## Entries with figure data
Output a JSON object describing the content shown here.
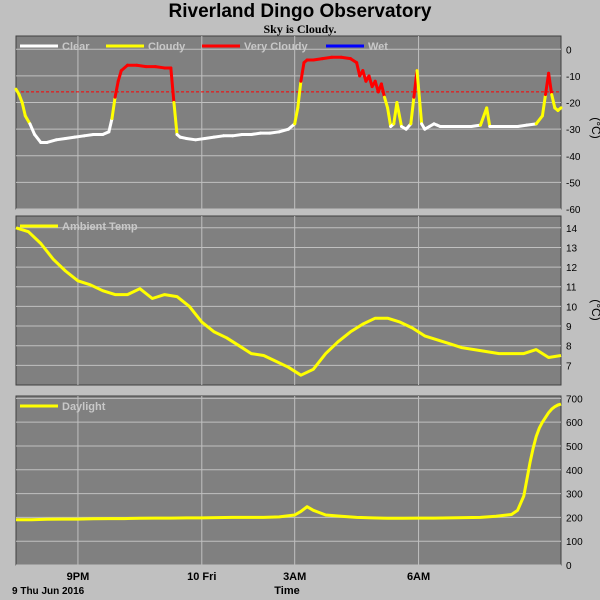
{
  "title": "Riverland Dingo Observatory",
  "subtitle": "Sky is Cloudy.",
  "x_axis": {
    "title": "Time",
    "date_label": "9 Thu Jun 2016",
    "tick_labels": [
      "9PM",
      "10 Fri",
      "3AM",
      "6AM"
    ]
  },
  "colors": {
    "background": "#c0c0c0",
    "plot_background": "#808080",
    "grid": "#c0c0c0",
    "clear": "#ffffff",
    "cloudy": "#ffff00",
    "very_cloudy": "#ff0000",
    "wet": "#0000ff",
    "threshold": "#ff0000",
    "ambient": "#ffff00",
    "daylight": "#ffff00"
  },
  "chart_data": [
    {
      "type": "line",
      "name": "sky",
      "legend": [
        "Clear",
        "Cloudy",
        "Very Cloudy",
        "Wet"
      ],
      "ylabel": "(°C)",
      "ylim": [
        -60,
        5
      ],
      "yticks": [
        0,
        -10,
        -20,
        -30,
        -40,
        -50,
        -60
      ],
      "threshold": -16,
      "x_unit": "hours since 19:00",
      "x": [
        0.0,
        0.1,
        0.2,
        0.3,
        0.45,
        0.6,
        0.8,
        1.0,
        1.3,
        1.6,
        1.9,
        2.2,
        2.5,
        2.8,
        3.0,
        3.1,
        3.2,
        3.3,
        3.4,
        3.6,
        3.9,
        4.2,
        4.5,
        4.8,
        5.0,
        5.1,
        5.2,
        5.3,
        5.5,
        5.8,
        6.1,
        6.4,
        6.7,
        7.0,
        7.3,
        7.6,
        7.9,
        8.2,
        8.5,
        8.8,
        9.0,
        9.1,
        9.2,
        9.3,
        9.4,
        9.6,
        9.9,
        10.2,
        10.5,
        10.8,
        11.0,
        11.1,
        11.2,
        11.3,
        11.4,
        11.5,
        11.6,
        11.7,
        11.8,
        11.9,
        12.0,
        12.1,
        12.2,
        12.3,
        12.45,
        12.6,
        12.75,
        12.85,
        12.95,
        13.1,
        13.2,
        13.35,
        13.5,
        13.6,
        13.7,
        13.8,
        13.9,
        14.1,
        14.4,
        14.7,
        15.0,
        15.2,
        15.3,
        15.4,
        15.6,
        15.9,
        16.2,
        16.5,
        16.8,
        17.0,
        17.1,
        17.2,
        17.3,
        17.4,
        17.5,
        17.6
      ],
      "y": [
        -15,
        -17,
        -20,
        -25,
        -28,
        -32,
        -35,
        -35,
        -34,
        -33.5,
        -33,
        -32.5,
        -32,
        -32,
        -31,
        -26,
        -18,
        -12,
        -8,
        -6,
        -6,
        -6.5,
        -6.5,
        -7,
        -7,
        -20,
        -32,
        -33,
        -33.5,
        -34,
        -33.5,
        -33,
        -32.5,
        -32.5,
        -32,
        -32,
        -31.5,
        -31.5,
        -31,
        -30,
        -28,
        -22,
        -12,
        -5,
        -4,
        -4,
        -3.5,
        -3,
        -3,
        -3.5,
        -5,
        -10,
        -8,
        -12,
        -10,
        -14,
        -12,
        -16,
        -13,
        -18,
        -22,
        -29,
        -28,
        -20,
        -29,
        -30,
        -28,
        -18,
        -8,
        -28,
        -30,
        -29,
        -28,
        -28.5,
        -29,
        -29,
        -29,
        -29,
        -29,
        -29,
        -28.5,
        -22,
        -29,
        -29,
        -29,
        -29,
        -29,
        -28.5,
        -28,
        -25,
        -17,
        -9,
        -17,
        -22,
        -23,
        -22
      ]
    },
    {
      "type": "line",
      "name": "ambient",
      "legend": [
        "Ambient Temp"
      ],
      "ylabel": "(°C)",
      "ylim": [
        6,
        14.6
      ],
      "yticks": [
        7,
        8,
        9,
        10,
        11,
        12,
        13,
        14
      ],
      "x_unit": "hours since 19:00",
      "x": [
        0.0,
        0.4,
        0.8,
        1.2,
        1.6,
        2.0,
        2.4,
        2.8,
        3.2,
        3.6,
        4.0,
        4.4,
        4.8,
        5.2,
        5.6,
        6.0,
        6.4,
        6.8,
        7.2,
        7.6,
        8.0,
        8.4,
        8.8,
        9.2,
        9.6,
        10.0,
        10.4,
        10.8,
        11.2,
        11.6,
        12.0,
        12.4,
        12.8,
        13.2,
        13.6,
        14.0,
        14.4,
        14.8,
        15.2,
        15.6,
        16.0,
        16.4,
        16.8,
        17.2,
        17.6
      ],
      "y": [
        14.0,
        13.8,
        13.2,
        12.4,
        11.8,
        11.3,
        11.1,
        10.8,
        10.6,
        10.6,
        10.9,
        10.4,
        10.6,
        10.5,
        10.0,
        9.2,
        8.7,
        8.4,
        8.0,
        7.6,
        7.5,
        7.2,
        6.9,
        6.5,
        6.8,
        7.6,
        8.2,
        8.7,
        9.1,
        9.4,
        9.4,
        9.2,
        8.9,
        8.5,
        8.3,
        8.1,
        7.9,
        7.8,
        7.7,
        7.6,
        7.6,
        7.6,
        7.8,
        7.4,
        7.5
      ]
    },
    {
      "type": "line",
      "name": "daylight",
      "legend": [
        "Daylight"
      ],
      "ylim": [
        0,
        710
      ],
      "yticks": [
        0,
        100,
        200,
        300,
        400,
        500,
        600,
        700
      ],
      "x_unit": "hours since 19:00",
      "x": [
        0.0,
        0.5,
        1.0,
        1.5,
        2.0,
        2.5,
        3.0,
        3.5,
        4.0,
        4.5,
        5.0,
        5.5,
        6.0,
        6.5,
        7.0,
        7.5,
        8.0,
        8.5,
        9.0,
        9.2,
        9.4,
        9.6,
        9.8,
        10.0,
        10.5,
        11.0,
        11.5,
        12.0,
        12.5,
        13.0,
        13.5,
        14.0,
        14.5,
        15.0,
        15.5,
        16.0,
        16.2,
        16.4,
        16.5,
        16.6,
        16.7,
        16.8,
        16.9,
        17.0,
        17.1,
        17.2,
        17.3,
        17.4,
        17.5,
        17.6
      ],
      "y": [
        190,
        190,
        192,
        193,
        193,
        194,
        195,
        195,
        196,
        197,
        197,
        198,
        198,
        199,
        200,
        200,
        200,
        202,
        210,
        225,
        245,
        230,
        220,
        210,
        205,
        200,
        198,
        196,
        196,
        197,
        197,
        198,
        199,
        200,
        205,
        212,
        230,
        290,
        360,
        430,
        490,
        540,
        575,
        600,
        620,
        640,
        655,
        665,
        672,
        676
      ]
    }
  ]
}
...
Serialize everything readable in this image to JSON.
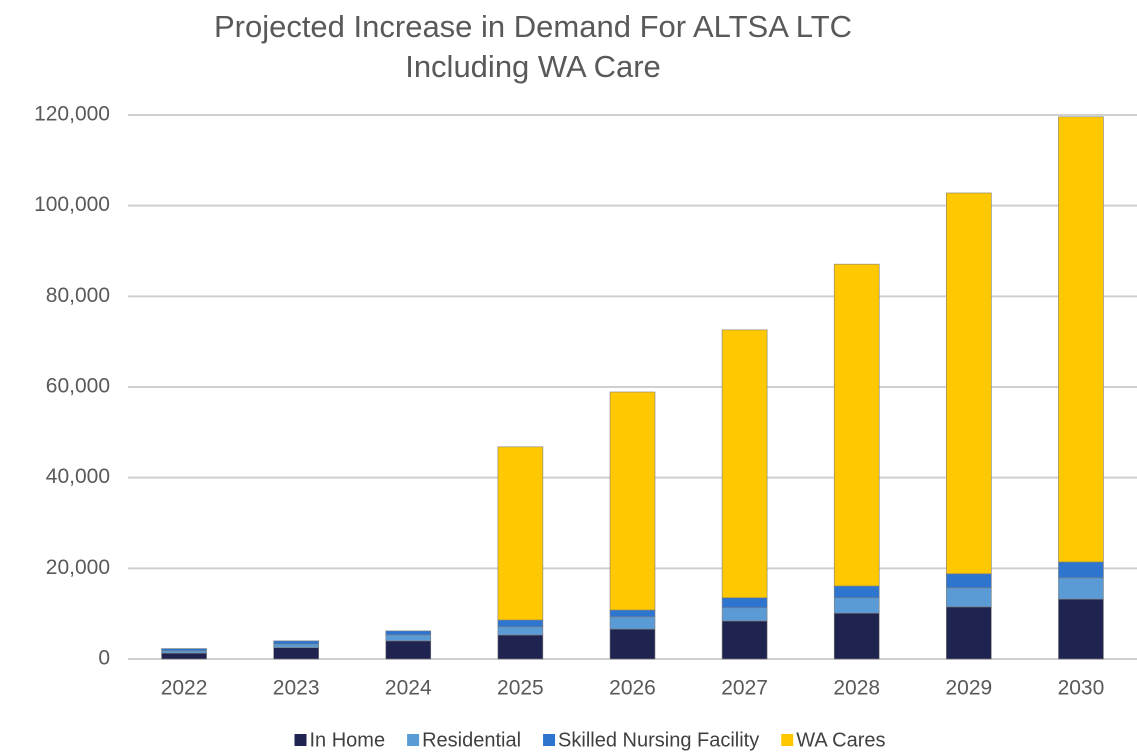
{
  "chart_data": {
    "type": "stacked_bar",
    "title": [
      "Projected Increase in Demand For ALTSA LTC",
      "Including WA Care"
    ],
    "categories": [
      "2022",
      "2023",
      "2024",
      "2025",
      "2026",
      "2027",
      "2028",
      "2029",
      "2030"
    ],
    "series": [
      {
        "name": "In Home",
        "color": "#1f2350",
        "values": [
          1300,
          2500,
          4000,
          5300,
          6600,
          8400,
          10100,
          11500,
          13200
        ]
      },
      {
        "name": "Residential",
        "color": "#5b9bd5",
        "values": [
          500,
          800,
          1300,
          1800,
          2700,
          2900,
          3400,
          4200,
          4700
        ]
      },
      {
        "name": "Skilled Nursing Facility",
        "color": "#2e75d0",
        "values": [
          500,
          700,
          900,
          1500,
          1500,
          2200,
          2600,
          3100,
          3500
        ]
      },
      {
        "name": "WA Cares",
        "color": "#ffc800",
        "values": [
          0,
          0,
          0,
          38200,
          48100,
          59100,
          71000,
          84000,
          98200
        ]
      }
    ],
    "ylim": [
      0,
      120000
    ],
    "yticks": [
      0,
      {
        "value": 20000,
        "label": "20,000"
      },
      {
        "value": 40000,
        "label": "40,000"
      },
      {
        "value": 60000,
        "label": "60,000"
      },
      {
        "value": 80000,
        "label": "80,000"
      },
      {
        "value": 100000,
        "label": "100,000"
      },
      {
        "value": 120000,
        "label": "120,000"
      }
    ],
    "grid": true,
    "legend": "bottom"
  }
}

## Objective
Extract, from the material above, each line holding the word "JSON".

## Response to this task
Output a JSON object describing the content shown here.
Serialize everything readable in this image to JSON.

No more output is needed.